(A run of records)

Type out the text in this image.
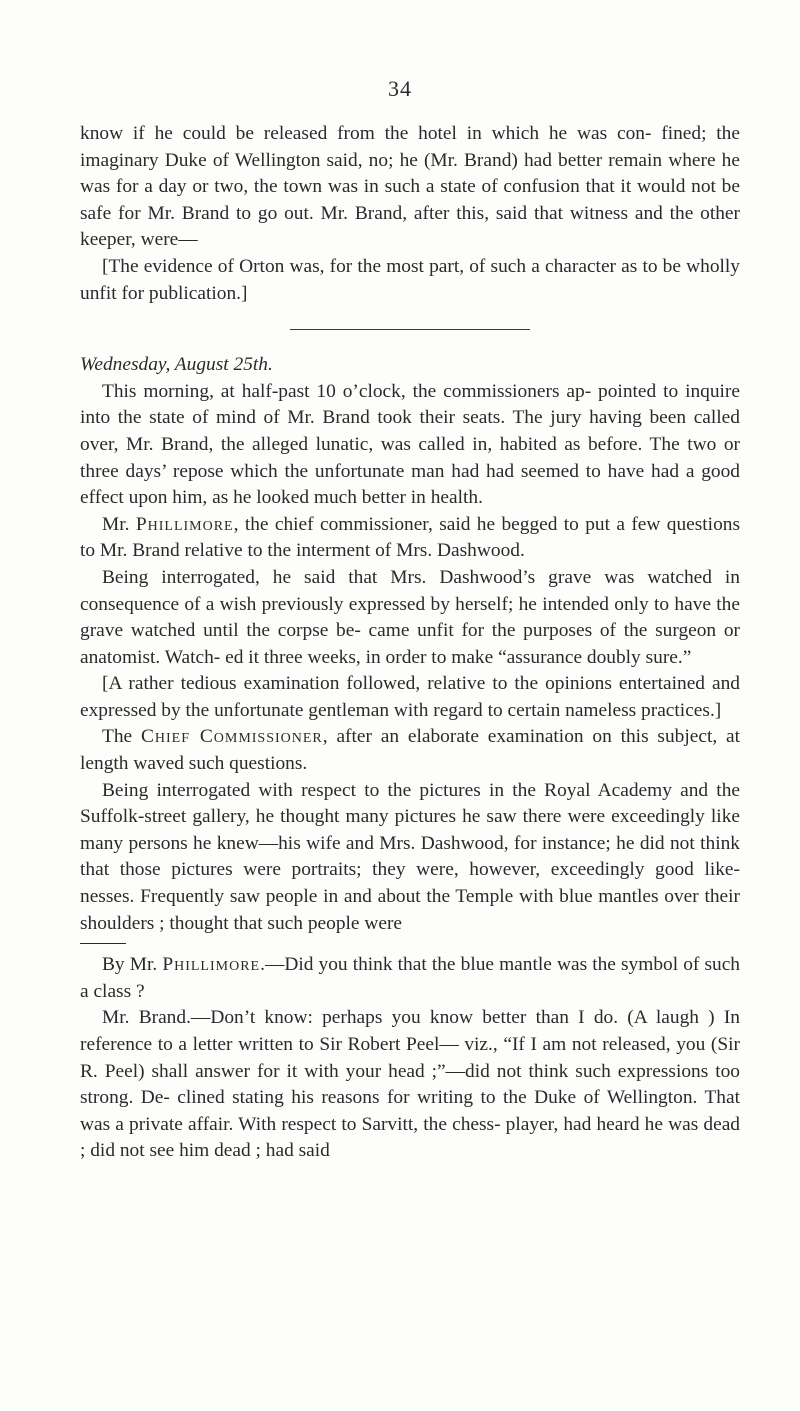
34

know if he could be released from the hotel in which he was con- fined; the imaginary Duke of Wellington said, no; he (Mr. Brand) had better remain where he was for a day or two, the town was in such a state of confusion that it would not be safe for Mr. Brand to go out. Mr. Brand, after this, said that witness and the other keeper, were—

[The evidence of Orton was, for the most part, of such a character as to be wholly unfit for publication.]

Wednesday, August 25th.

This morning, at half-past 10 o’clock, the commissioners ap- pointed to inquire into the state of mind of Mr. Brand took their seats. The jury having been called over, Mr. Brand, the alleged lunatic, was called in, habited as before. The two or three days’ repose which the unfortunate man had had seemed to have had a good effect upon him, as he looked much better in health.

Mr. Phillimore, the chief commissioner, said he begged to put a few questions to Mr. Brand relative to the interment of Mrs. Dashwood.

Being interrogated, he said that Mrs. Dashwood’s grave was watched in consequence of a wish previously expressed by herself; he intended only to have the grave watched until the corpse be- came unfit for the purposes of the surgeon or anatomist. Watch- ed it three weeks, in order to make “assurance doubly sure.”

[A rather tedious examination followed, relative to the opinions entertained and expressed by the unfortunate gentleman with regard to certain nameless practices.]

The Chief Commissioner, after an elaborate examination on this subject, at length waved such questions.

Being interrogated with respect to the pictures in the Royal Academy and the Suffolk-street gallery, he thought many pictures he saw there were exceedingly like many persons he knew—his wife and Mrs. Dashwood, for instance; he did not think that those pictures were portraits; they were, however, exceedingly good like- nesses. Frequently saw people in and about the Temple with blue mantles over their shoulders ; thought that such people were

By Mr. Phillimore.—Did you think that the blue mantle was the symbol of such a class ?

Mr. Brand.—Don’t know: perhaps you know better than I do. (A laugh ) In reference to a letter written to Sir Robert Peel— viz., “If I am not released, you (Sir R. Peel) shall answer for it with your head ;”—did not think such expressions too strong. De- clined stating his reasons for writing to the Duke of Wellington. That was a private affair. With respect to Sarvitt, the chess- player, had heard he was dead ; did not see him dead ; had said
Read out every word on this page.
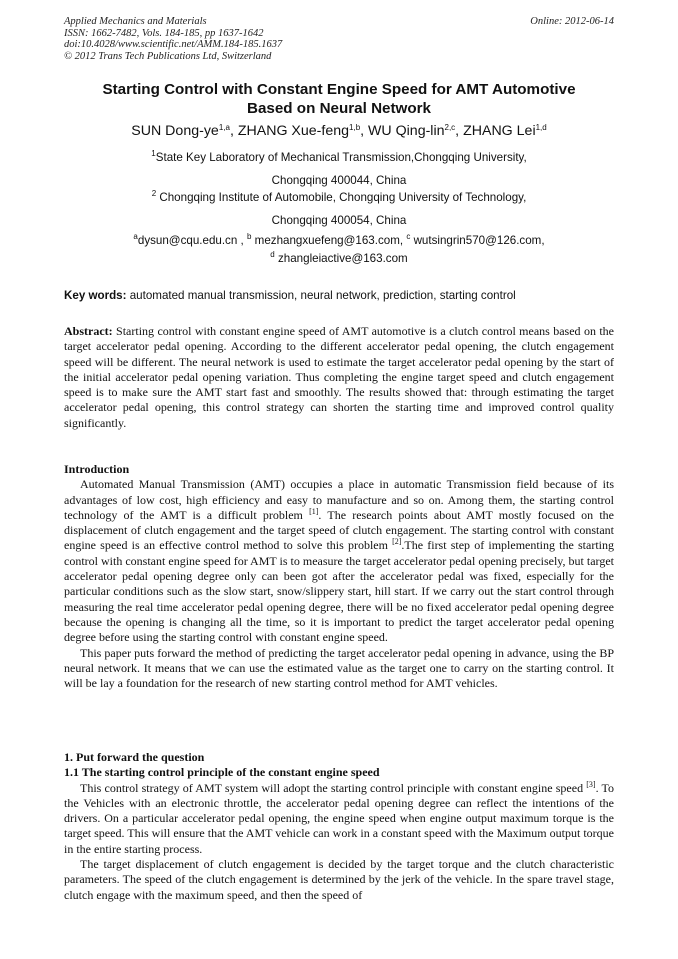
Applied Mechanics and Materials
ISSN: 1662-7482, Vols. 184-185, pp 1637-1642
doi:10.4028/www.scientific.net/AMM.184-185.1637
© 2012 Trans Tech Publications Ltd, Switzerland
Online: 2012-06-14
Starting Control with Constant Engine Speed for AMT Automotive
Based on Neural Network
SUN Dong-ye$^{1,a}$, ZHANG Xue-feng$^{1,b}$, WU Qing-lin$^{2,c}$, ZHANG Lei$^{1,d}$
$^1$State Key Laboratory of Mechanical Transmission,Chongqing University,
Chongqing 400044, China
$^2$ Chongqing Institute of Automobile, Chongqing University of Technology,
Chongqing 400054, China
$^a$dysun@cqu.edu.cn , $^b$ mezhangxuefeng@163.com, $^c$ wutsingrin570@126.com,
$^d$ zhangleiactive@163.com
Key words: automated manual transmission, neural network, prediction, starting control

Abstract: Starting control with constant engine speed of AMT automotive is a clutch control means based on the target accelerator pedal opening. According to the different accelerator pedal opening, the clutch engagement speed will be different. The neural network is used to estimate the target accelerator pedal opening by the start of the initial accelerator pedal opening variation. Thus completing the engine target speed and clutch engagement speed is to make sure the AMT start fast and smoothly. The results showed that: through estimating the target accelerator pedal opening, this control strategy can shorten the starting time and improved control quality significantly.

Introduction

Automated Manual Transmission (AMT) occupies a place in automatic Transmission field because of its advantages of low cost, high efficiency and easy to manufacture and so on. Among them, the starting control technology of the AMT is a difficult problem [1]. The research points about AMT mostly focused on the displacement of clutch engagement and the target speed of clutch engagement. The starting control with constant engine speed is an effective control method to solve this problem [2].The first step of implementing the starting control with constant engine speed for AMT is to measure the target accelerator pedal opening precisely, but target accelerator pedal opening degree only can been got after the accelerator pedal was fixed, especially for the particular conditions such as the slow start, snow/slippery start, hill start. If we carry out the start control through measuring the real time accelerator pedal opening degree, there will be no fixed accelerator pedal opening degree because the opening is changing all the time, so it is important to predict the target accelerator pedal opening degree before using the starting control with constant engine speed.

This paper puts forward the method of predicting the target accelerator pedal opening in advance, using the BP neural network. It means that we can use the estimated value as the target one to carry on the starting control. It will be lay a foundation for the research of new starting control method for AMT vehicles.

1. Put forward the question

1.1 The starting control principle of the constant engine speed

This control strategy of AMT system will adopt the starting control principle with constant engine speed [3]. To the Vehicles with an electronic throttle, the accelerator pedal opening degree can reflect the intentions of the drivers. On a particular accelerator pedal opening, the engine speed when engine output maximum torque is the target speed. This will ensure that the AMT vehicle can work in a constant speed with the Maximum output torque in the entire starting process.

The target displacement of clutch engagement is decided by the target torque and the clutch characteristic parameters. The speed of the clutch engagement is determined by the jerk of the vehicle. In the spare travel stage, clutch engage with the maximum speed, and then the speed of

Short problem |
Working from the entries above, return all lines that contain "three".

Response to the task |
This morning, at half-past 10 o’clock, the commissioners ap- pointed to inquire into the state of mind of Mr. Brand took their seats. The jury having been called over, Mr. Brand, the alleged lunatic, was called in, habited as before. The two or three days’ repose which the unfortunate man had had seemed to have had a good effect upon him, as he looked much better in health.
Being interrogated, he said that Mrs. Dashwood’s grave was watched in consequence of a wish previously expressed by herself; he intended only to have the grave watched until the corpse be- came unfit for the purposes of the surgeon or anatomist. Watch- ed it three weeks, in order to make “assurance doubly sure.”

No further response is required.